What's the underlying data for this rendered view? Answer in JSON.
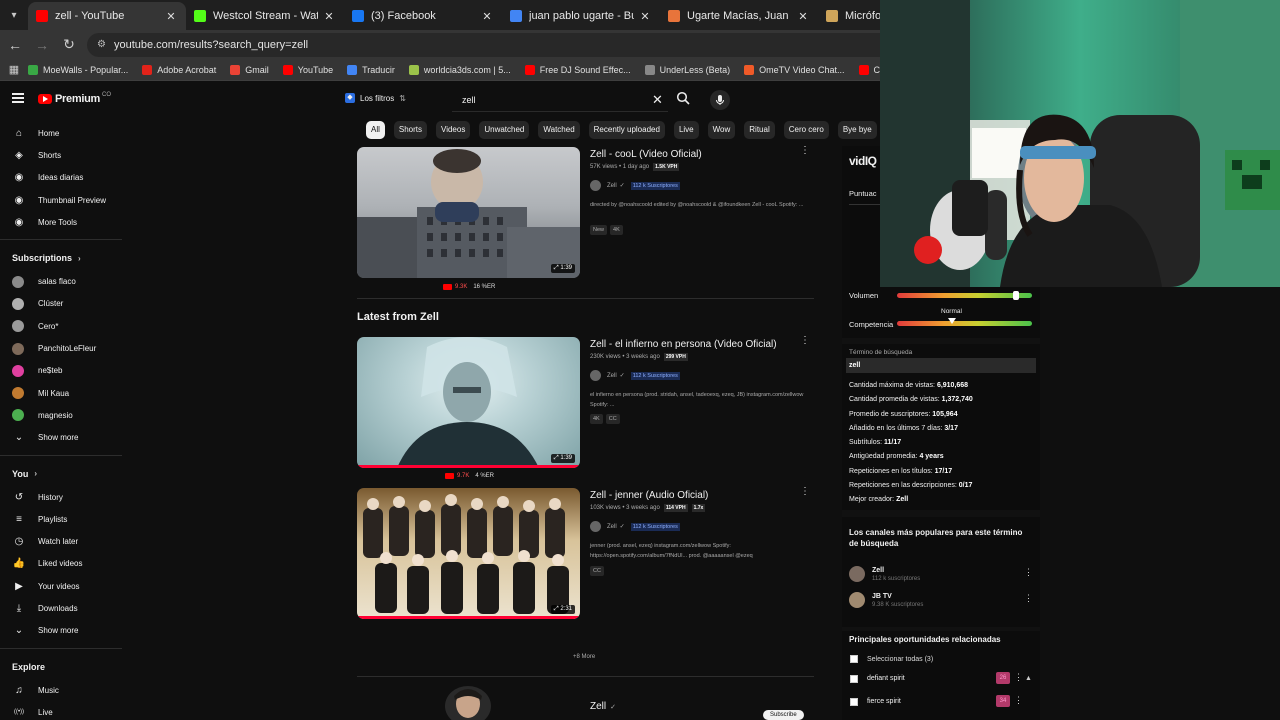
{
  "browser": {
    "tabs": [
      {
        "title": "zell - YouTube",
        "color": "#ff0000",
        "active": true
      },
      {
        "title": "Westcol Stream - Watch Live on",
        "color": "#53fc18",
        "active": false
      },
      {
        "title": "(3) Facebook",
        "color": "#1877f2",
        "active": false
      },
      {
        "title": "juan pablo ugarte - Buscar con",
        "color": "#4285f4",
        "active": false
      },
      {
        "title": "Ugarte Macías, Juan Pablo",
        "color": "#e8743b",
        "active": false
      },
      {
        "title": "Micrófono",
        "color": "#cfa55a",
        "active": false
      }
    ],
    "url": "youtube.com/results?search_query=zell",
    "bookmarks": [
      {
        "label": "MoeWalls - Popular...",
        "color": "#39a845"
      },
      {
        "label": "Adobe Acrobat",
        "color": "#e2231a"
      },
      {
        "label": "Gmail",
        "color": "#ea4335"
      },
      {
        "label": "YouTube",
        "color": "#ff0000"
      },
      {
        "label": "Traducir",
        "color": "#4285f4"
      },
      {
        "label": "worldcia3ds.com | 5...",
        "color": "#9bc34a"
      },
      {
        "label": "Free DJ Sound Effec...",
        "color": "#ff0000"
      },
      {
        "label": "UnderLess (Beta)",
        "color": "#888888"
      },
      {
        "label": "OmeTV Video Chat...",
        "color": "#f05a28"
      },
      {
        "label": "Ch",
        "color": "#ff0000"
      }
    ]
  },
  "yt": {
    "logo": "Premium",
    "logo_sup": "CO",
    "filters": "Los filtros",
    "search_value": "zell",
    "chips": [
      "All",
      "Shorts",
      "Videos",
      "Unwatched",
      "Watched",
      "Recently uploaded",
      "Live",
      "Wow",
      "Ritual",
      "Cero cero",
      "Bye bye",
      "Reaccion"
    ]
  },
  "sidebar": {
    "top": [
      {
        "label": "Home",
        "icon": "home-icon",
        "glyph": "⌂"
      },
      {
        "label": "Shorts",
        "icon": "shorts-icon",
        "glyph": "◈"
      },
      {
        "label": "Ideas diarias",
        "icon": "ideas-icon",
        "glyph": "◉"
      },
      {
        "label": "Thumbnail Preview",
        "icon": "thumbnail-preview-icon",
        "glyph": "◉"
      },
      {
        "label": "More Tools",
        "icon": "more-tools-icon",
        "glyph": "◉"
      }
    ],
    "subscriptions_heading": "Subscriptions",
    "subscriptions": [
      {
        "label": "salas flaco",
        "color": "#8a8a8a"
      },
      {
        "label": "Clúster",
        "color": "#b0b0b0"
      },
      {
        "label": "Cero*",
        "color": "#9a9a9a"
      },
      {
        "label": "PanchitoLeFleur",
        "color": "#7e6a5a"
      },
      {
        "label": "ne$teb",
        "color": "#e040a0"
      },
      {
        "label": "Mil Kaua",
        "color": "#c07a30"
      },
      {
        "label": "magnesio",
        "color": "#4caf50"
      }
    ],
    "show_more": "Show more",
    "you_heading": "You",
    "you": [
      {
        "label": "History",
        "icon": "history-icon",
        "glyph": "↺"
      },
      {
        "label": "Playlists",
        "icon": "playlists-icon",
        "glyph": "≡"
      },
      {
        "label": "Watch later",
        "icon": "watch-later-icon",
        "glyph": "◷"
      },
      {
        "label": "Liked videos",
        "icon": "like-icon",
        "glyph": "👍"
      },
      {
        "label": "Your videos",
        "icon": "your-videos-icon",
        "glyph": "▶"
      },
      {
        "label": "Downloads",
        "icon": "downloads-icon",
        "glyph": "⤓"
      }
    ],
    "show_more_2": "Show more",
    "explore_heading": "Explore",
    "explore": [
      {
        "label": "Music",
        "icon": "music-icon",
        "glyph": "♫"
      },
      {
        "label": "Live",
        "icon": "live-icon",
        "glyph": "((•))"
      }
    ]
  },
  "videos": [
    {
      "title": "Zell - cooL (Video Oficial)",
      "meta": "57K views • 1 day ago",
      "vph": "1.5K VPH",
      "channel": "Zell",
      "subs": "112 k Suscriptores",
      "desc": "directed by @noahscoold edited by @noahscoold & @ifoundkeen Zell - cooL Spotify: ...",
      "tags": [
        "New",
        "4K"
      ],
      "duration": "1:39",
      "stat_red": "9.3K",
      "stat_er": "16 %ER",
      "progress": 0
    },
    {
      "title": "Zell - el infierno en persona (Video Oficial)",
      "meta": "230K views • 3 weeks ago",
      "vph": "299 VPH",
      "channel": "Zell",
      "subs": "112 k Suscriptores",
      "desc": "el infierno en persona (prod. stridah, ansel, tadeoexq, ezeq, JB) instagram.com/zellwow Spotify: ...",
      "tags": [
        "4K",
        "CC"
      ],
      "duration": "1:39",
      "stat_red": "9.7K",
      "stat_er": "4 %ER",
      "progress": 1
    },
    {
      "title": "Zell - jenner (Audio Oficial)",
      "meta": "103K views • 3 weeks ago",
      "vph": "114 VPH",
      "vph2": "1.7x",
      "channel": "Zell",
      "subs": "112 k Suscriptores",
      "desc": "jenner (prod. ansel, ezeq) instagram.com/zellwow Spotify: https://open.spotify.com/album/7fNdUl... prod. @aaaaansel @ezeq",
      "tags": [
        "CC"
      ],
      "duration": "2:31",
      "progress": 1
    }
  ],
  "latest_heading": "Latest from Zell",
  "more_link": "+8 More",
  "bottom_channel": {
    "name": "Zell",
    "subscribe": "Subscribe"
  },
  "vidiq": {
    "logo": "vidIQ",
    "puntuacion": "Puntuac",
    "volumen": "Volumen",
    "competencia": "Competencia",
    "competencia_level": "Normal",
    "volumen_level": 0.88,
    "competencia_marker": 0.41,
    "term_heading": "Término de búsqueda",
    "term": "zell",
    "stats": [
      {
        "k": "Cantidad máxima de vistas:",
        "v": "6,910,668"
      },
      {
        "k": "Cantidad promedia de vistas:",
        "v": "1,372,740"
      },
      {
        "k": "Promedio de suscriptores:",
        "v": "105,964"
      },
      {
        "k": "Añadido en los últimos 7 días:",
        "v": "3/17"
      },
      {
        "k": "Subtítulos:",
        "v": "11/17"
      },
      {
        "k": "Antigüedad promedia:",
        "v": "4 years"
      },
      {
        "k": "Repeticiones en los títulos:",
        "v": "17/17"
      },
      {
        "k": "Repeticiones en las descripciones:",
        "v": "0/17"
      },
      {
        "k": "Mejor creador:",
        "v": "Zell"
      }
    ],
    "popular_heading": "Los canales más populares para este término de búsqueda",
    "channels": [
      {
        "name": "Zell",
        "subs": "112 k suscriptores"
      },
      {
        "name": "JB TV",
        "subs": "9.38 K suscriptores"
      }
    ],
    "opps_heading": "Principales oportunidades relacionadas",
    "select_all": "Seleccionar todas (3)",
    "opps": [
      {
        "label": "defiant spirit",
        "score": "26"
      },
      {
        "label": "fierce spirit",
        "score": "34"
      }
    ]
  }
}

### What needs to be done
Pull out all lines from the listing that contain the string "prod".

### Output
      "desc": "el infierno en persona (prod. stridah, ansel, tadeoexq, ezeq, JB) instagram.com/zellwow Spotify: ...",
      "desc": "jenner (prod. ansel, ezeq) instagram.com/zellwow Spotify: https://open.spotify.com/album/7fNdUl... prod. @aaaaansel @ezeq",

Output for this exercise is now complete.